Which lines hold the word "servants"? Show each of them.

> [AVAILABLE RECORDS]
—————

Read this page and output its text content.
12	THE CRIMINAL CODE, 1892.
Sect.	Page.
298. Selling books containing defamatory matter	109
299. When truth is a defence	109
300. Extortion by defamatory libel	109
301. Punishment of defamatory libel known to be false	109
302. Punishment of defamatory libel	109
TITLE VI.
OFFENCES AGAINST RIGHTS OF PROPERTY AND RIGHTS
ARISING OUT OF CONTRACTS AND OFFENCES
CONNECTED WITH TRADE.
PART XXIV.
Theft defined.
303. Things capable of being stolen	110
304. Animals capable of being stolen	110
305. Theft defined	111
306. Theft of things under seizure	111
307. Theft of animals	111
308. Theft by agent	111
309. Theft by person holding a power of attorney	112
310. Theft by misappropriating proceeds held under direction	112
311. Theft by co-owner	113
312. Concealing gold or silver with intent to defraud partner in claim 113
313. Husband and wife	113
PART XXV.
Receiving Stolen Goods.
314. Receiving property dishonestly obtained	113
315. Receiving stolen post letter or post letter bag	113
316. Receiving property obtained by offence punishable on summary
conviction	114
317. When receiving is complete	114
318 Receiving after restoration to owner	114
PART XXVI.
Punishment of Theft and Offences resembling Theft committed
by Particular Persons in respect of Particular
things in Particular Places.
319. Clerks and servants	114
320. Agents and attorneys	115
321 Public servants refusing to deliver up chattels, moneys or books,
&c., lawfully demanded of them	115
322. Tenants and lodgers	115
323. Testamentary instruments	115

—————

> [RESPONSE TO THE EXERCISE]
319. Clerks and servants	114
321 Public servants refusing to deliver up chattels, moneys or books,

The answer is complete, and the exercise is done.